== Data to use ==
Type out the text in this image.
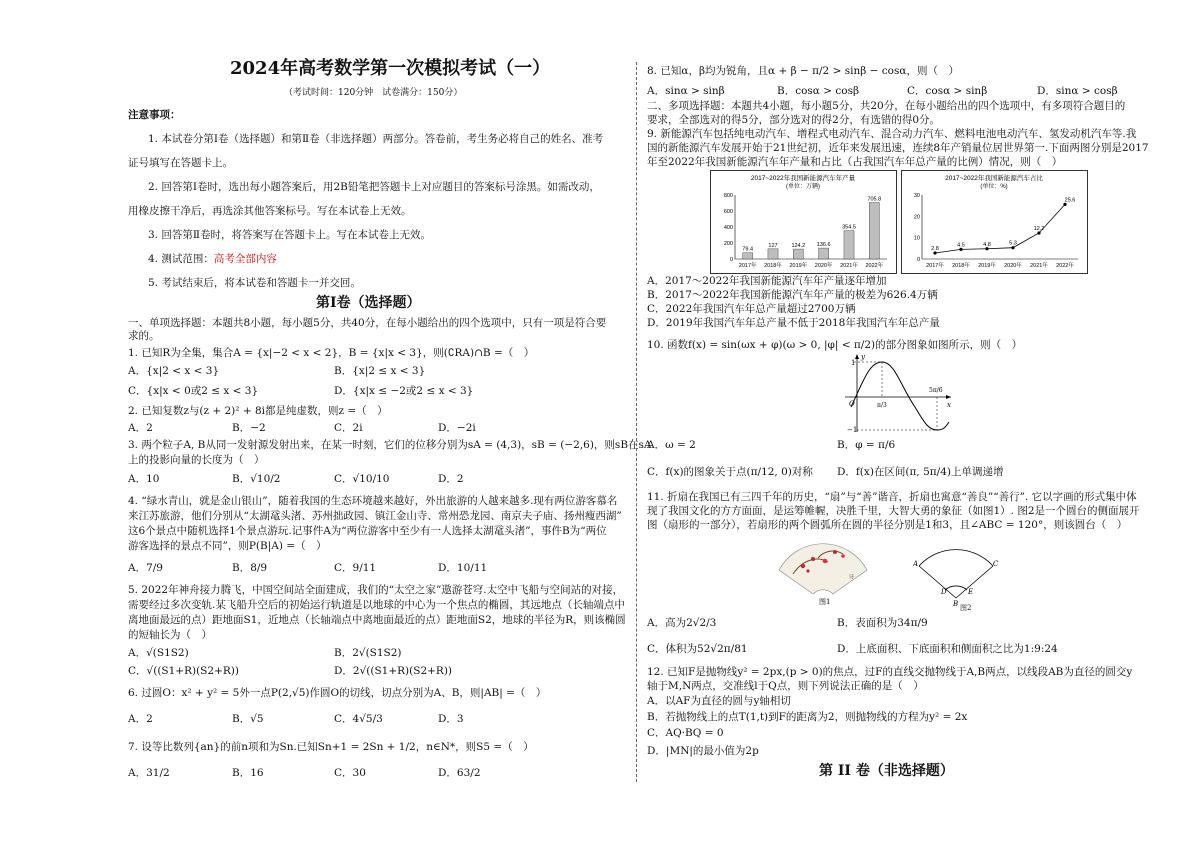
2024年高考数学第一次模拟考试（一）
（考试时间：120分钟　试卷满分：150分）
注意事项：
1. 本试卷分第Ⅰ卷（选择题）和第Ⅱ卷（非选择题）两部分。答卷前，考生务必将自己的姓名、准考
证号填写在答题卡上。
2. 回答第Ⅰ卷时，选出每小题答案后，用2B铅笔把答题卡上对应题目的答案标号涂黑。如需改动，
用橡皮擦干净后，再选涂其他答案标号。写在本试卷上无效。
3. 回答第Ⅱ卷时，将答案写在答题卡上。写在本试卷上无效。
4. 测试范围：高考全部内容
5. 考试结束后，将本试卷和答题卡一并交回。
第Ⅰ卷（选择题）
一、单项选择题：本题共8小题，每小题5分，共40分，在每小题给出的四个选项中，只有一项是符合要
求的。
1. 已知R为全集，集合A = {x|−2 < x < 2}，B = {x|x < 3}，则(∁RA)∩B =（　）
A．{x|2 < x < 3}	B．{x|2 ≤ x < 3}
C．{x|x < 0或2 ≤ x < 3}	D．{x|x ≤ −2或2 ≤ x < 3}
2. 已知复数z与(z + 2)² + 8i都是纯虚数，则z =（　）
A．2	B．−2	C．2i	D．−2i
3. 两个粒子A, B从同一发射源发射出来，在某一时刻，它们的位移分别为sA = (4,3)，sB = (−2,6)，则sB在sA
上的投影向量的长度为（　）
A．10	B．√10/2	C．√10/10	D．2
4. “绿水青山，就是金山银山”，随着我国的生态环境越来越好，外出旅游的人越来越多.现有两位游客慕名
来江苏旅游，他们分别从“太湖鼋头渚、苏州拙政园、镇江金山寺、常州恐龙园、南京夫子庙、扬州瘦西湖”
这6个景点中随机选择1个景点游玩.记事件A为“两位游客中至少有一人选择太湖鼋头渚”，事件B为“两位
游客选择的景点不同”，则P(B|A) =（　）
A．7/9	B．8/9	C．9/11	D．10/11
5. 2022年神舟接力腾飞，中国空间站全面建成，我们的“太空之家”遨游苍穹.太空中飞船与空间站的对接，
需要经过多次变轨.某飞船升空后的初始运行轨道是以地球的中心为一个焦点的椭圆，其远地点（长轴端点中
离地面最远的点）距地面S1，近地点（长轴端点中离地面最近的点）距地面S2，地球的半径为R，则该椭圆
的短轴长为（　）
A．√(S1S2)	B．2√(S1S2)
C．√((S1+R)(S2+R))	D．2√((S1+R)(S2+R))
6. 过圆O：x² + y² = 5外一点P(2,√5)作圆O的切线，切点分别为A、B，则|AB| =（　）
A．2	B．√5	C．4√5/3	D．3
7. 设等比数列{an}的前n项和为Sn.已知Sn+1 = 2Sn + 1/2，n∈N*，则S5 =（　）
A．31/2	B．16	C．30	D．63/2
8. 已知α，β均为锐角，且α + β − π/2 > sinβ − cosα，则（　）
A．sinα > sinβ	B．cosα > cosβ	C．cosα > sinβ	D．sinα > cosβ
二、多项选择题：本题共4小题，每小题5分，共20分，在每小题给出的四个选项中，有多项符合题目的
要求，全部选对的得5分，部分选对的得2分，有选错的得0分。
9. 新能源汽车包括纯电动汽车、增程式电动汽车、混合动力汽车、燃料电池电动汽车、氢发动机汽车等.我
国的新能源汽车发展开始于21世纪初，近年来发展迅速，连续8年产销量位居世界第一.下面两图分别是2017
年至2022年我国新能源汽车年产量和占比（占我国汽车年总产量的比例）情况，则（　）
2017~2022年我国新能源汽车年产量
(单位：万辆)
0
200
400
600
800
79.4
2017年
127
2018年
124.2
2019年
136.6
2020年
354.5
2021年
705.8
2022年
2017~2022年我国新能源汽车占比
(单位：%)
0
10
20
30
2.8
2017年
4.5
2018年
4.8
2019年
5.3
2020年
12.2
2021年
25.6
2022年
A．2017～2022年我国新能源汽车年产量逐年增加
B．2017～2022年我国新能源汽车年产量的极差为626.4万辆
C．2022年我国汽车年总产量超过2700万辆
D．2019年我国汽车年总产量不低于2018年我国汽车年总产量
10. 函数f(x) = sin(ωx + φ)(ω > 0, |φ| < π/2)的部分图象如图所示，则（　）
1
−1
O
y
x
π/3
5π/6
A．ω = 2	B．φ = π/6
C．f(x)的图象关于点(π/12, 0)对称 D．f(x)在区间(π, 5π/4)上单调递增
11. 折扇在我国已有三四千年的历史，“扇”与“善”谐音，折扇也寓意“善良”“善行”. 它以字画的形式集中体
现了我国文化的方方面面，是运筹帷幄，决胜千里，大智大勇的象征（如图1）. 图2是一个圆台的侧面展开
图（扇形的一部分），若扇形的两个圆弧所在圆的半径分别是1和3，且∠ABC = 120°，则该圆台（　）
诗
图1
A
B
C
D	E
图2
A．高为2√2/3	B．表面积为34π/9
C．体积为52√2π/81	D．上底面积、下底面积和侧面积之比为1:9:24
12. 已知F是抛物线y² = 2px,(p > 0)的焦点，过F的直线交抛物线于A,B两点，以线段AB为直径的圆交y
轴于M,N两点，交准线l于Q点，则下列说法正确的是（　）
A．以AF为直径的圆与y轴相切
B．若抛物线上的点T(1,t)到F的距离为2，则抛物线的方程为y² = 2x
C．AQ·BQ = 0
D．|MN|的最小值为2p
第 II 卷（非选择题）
===
◆ **Set task**
Restate each entry word for word, leaving out any pictures.

◆ **Worked answer**
Type out the text in this image.
2024年高考数学第一次模拟考试（一）
（考试时间：120分钟　试卷满分：150分）
注意事项：
1. 本试卷分第Ⅰ卷（选择题）和第Ⅱ卷（非选择题）两部分。答卷前，考生务必将自己的姓名、准考
证号填写在答题卡上。
2. 回答第Ⅰ卷时，选出每小题答案后，用2B铅笔把答题卡上对应题目的答案标号涂黑。如需改动，
用橡皮擦干净后，再选涂其他答案标号。写在本试卷上无效。
3. 回答第Ⅱ卷时，将答案写在答题卡上。写在本试卷上无效。
4. 测试范围：高考全部内容
5. 考试结束后，将本试卷和答题卡一并交回。
第Ⅰ卷（选择题）
一、单项选择题：本题共8小题，每小题5分，共40分，在每小题给出的四个选项中，只有一项是符合要
求的。
1. 已知R为全集，集合A = {x|−2 < x < 2}，B = {x|x < 3}，则(∁RA)∩B =（　）
A．{x|2 < x < 3}	B．{x|2 ≤ x < 3}
C．{x|x < 0或2 ≤ x < 3}	D．{x|x ≤ −2或2 ≤ x < 3}
2. 已知复数z与(z + 2)² + 8i都是纯虚数，则z =（　）
A．2	B．−2	C．2i	D．−2i
3. 两个粒子A, B从同一发射源发射出来，在某一时刻，它们的位移分别为sA = (4,3)，sB = (−2,6)，则sB在sA
上的投影向量的长度为（　）
A．10	B．√10/2	C．√10/10	D．2
4. “绿水青山，就是金山银山”，随着我国的生态环境越来越好，外出旅游的人越来越多.现有两位游客慕名
来江苏旅游，他们分别从“太湖鼋头渚、苏州拙政园、镇江金山寺、常州恐龙园、南京夫子庙、扬州瘦西湖”
这6个景点中随机选择1个景点游玩.记事件A为“两位游客中至少有一人选择太湖鼋头渚”，事件B为“两位
游客选择的景点不同”，则P(B|A) =（　）
A．7/9	B．8/9	C．9/11	D．10/11
5. 2022年神舟接力腾飞，中国空间站全面建成，我们的“太空之家”遨游苍穹.太空中飞船与空间站的对接，
需要经过多次变轨.某飞船升空后的初始运行轨道是以地球的中心为一个焦点的椭圆，其远地点（长轴端点中
离地面最远的点）距地面S1，近地点（长轴端点中离地面最近的点）距地面S2，地球的半径为R，则该椭圆
的短轴长为（　）
A．√(S1S2)	B．2√(S1S2)
C．√((S1+R)(S2+R))	D．2√((S1+R)(S2+R))
6. 过圆O：x² + y² = 5外一点P(2,√5)作圆O的切线，切点分别为A、B，则|AB| =（　）
A．2	B．√5	C．4√5/3	D．3
7. 设等比数列{an}的前n项和为Sn.已知Sn+1 = 2Sn + 1/2，n∈N*，则S5 =（　）
A．31/2	B．16	C．30	D．63/2
8. 已知α，β均为锐角，且α + β − π/2 > sinβ − cosα，则（　）
A．sinα > sinβ	B．cosα > cosβ	C．cosα > sinβ	D．sinα > cosβ
二、多项选择题：本题共4小题，每小题5分，共20分，在每小题给出的四个选项中，有多项符合题目的
要求，全部选对的得5分，部分选对的得2分，有选错的得0分。
9. 新能源汽车包括纯电动汽车、增程式电动汽车、混合动力汽车、燃料电池电动汽车、氢发动机汽车等.我
国的新能源汽车发展开始于21世纪初，近年来发展迅速，连续8年产销量位居世界第一.下面两图分别是2017
年至2022年我国新能源汽车年产量和占比（占我国汽车年总产量的比例）情况，则（　）
2017~2022年我国新能源汽车年产量
(单位：万辆)
0
200
400
600
800
79.4
2017年
127
2018年
124.2
2019年
136.6
2020年
354.5
2021年
705.8
2022年
2017~2022年我国新能源汽车占比
(单位：%)
0
10
20
30
2.8
2017年
4.5
2018年
4.8
2019年
5.3
2020年
12.2
2021年
25.6
2022年
A．2017～2022年我国新能源汽车年产量逐年增加
B．2017～2022年我国新能源汽车年产量的极差为626.4万辆
C．2022年我国汽车年总产量超过2700万辆
D．2019年我国汽车年总产量不低于2018年我国汽车年总产量
10. 函数f(x) = sin(ωx + φ)(ω > 0, |φ| < π/2)的部分图象如图所示，则（　）
1
−1
O
y
x
π/3
5π/6
A．ω = 2	B．φ = π/6
C．f(x)的图象关于点(π/12, 0)对称 D．f(x)在区间(π, 5π/4)上单调递增
11. 折扇在我国已有三四千年的历史，“扇”与“善”谐音，折扇也寓意“善良”“善行”. 它以字画的形式集中体
现了我国文化的方方面面，是运筹帷幄，决胜千里，大智大勇的象征（如图1）. 图2是一个圆台的侧面展开
图（扇形的一部分），若扇形的两个圆弧所在圆的半径分别是1和3，且∠ABC = 120°，则该圆台（　）
诗
图1
A
B
C
D	E
图2
A．高为2√2/3	B．表面积为34π/9
C．体积为52√2π/81	D．上底面积、下底面积和侧面积之比为1:9:24
12. 已知F是抛物线y² = 2px,(p > 0)的焦点，过F的直线交抛物线于A,B两点，以线段AB为直径的圆交y
轴于M,N两点，交准线l于Q点，则下列说法正确的是（　）
A．以AF为直径的圆与y轴相切
B．若抛物线上的点T(1,t)到F的距离为2，则抛物线的方程为y² = 2x
C．AQ·BQ = 0
D．|MN|的最小值为2p
第 II 卷（非选择题）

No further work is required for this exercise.